Data records

────────────────────

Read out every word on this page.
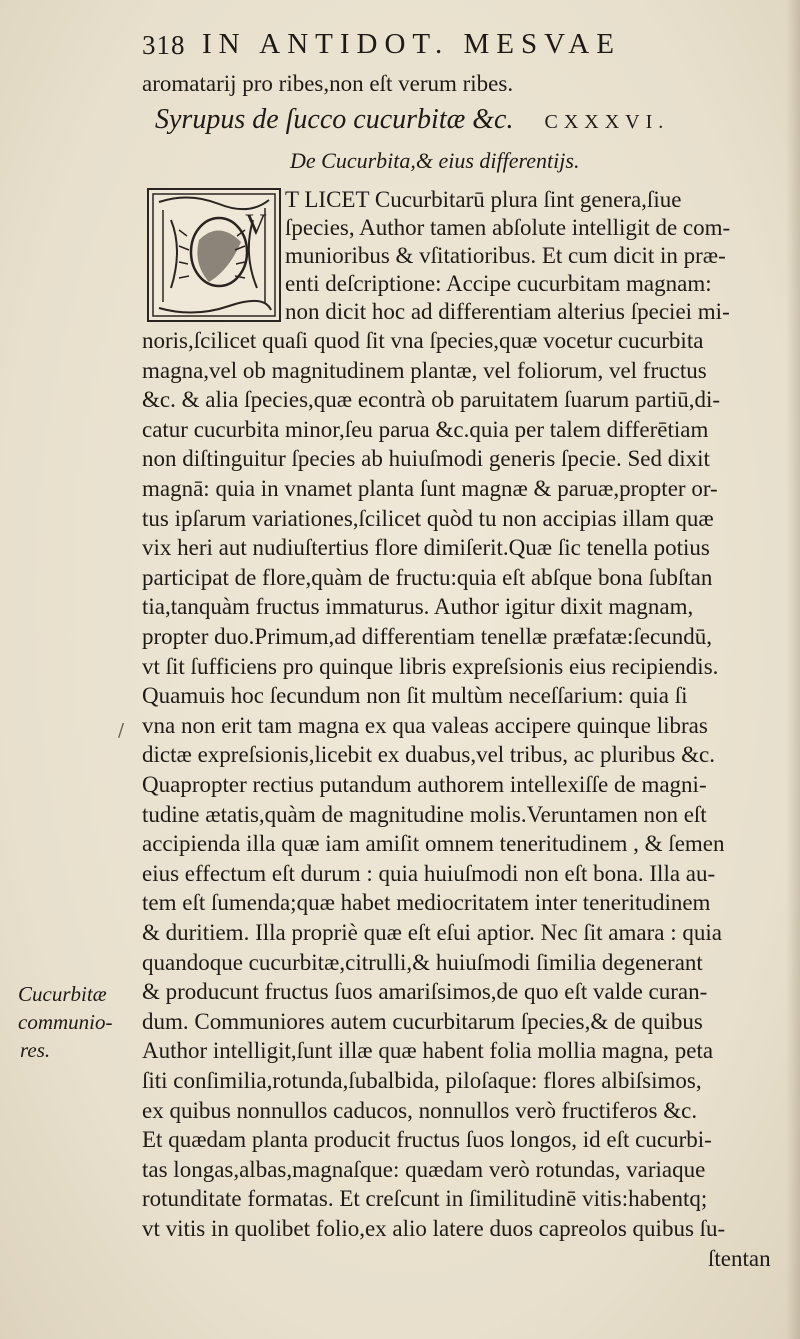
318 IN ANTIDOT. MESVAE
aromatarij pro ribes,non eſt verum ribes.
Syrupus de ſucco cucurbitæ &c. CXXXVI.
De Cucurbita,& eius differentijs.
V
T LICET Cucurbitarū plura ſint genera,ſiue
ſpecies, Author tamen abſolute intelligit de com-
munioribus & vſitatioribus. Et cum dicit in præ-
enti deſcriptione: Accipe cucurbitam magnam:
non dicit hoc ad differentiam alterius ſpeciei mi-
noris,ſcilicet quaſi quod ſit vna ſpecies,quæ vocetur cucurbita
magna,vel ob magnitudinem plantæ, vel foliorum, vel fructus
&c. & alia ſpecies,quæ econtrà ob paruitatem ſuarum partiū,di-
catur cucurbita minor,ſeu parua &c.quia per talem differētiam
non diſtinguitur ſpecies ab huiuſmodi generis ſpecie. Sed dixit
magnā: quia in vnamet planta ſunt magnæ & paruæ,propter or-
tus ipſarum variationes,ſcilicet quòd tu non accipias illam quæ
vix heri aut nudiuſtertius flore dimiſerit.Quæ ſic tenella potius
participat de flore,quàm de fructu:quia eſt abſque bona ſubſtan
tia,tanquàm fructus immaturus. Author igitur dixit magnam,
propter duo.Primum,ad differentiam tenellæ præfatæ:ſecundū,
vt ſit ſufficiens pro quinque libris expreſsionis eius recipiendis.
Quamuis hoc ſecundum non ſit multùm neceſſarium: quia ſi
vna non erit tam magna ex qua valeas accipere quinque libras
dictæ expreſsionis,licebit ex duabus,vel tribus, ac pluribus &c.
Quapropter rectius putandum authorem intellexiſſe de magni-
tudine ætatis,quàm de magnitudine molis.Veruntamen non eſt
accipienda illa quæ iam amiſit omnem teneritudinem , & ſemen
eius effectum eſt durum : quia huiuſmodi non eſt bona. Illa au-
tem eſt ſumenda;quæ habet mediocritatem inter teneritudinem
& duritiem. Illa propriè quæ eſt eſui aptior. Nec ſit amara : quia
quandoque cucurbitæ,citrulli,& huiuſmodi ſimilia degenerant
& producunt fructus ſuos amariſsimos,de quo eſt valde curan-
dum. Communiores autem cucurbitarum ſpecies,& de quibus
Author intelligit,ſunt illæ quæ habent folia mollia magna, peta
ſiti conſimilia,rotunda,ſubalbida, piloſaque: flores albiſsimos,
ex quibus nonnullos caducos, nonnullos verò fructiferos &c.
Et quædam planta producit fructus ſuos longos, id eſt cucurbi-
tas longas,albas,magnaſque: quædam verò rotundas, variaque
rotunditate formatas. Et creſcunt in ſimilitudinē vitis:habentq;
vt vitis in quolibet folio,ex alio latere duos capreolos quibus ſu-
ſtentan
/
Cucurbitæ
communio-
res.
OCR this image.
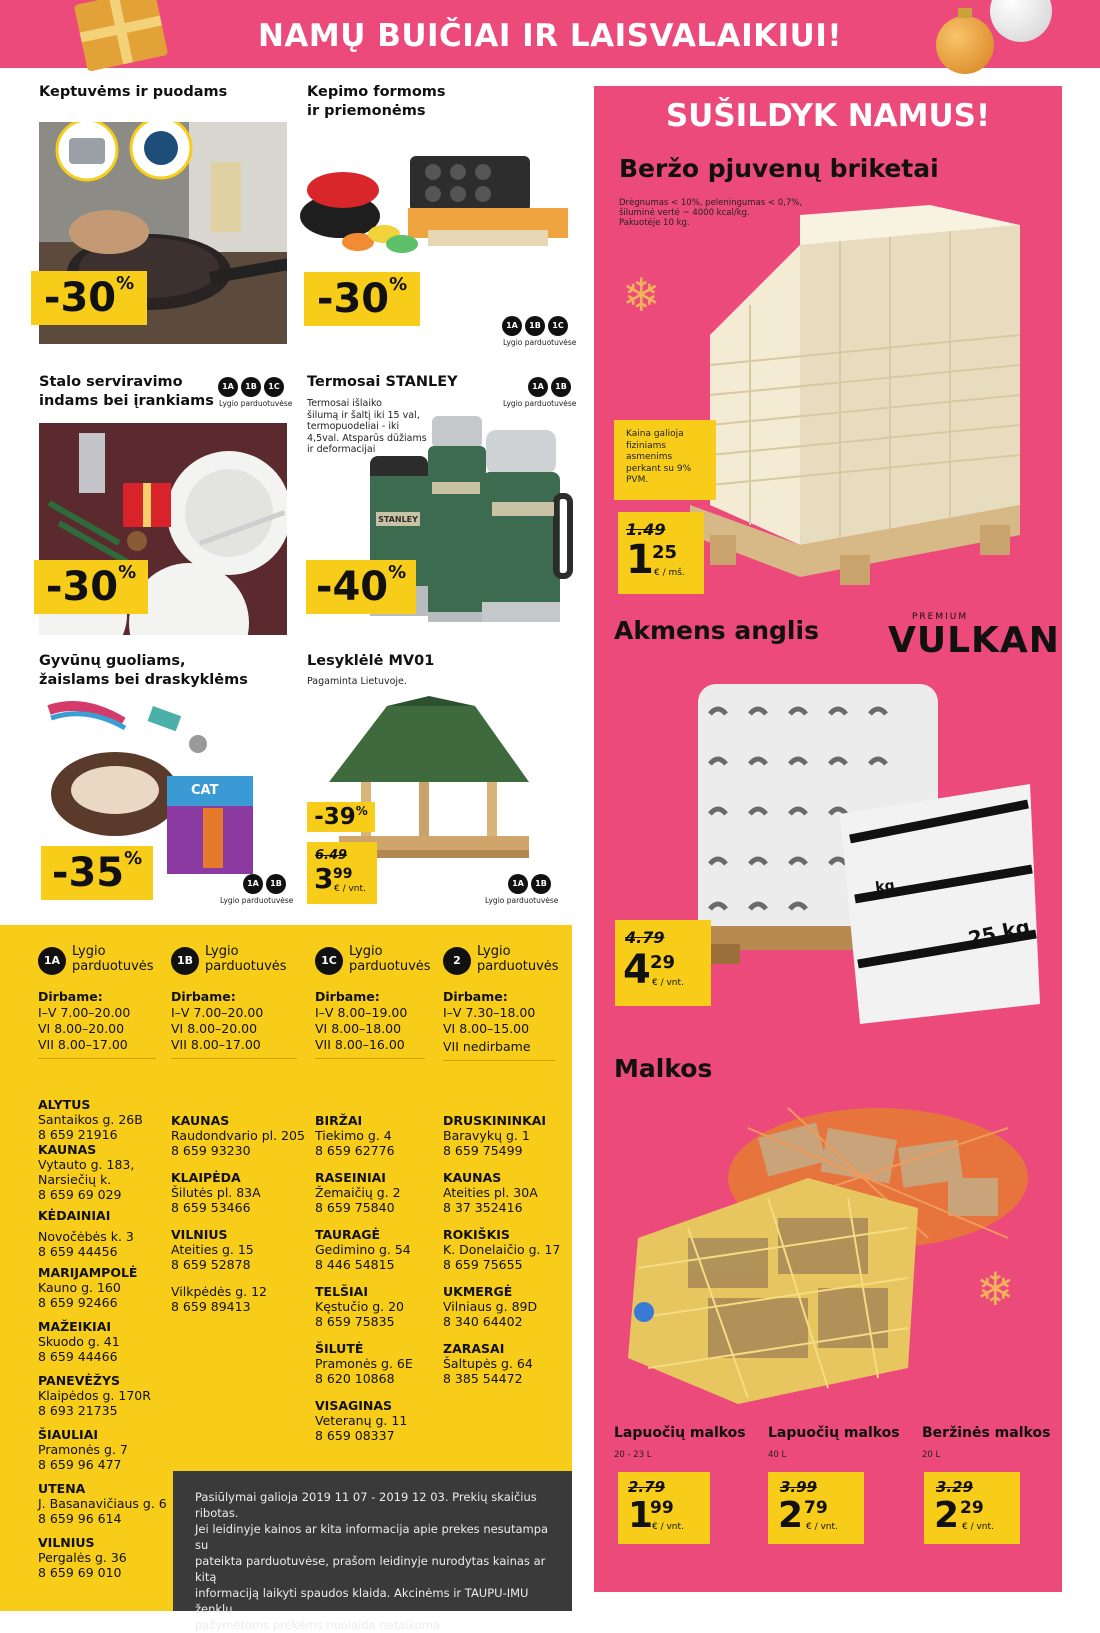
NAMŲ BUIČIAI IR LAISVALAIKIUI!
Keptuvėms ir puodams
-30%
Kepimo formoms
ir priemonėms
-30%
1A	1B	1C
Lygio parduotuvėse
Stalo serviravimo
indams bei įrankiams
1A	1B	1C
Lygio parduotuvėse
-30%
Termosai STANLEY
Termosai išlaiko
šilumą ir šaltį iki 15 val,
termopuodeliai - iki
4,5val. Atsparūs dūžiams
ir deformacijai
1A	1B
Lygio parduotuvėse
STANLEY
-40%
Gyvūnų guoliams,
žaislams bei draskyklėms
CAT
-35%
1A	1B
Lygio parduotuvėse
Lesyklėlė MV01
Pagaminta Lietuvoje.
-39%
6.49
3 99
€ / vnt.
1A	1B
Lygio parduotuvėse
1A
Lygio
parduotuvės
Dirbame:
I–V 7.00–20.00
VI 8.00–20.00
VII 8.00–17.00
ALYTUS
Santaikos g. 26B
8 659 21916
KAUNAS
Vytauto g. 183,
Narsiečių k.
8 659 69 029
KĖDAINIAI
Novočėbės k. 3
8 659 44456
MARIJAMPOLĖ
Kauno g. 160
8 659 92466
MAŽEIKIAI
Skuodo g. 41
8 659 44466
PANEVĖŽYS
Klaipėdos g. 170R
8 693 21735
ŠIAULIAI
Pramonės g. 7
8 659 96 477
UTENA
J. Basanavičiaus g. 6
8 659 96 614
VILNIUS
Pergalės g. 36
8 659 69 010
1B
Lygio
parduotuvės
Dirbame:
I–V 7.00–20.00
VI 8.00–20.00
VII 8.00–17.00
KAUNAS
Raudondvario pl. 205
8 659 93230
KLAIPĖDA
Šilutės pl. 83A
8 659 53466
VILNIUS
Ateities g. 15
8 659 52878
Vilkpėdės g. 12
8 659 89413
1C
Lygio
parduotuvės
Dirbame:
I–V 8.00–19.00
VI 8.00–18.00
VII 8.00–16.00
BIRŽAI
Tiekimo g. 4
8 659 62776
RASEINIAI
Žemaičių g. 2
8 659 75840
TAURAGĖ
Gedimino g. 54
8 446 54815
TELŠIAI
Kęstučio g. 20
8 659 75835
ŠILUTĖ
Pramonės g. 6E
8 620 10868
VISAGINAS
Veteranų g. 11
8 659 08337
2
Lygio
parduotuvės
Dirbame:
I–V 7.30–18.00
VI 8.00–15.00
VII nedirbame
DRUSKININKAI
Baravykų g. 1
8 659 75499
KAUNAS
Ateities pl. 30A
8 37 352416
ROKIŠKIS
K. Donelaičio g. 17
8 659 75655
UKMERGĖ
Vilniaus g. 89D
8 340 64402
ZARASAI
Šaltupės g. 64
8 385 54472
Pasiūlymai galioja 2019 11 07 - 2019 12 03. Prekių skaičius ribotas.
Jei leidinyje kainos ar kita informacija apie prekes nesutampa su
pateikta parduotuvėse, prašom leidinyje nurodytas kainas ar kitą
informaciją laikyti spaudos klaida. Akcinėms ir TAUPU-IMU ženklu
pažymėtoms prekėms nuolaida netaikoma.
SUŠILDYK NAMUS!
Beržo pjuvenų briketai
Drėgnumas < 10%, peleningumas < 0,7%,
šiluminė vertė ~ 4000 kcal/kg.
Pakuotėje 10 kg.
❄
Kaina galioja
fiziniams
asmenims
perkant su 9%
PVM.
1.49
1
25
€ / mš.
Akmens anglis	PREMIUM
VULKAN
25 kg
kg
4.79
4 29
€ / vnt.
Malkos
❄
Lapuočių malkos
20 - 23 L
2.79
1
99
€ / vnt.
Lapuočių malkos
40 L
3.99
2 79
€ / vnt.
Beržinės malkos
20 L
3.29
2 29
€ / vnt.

────────────────────

Copy every line above in which the string "fructus" shows up.

magna,vel ob magnitudinem plantæ, vel foliorum, vel fructus
tia,tanquàm fructus immaturus. Author igitur dixit magnam,
& producunt fructus ſuos amariſsimos,de quo eſt valde curan-
Et quædam planta producit fructus ſuos longos, id eſt cucurbi-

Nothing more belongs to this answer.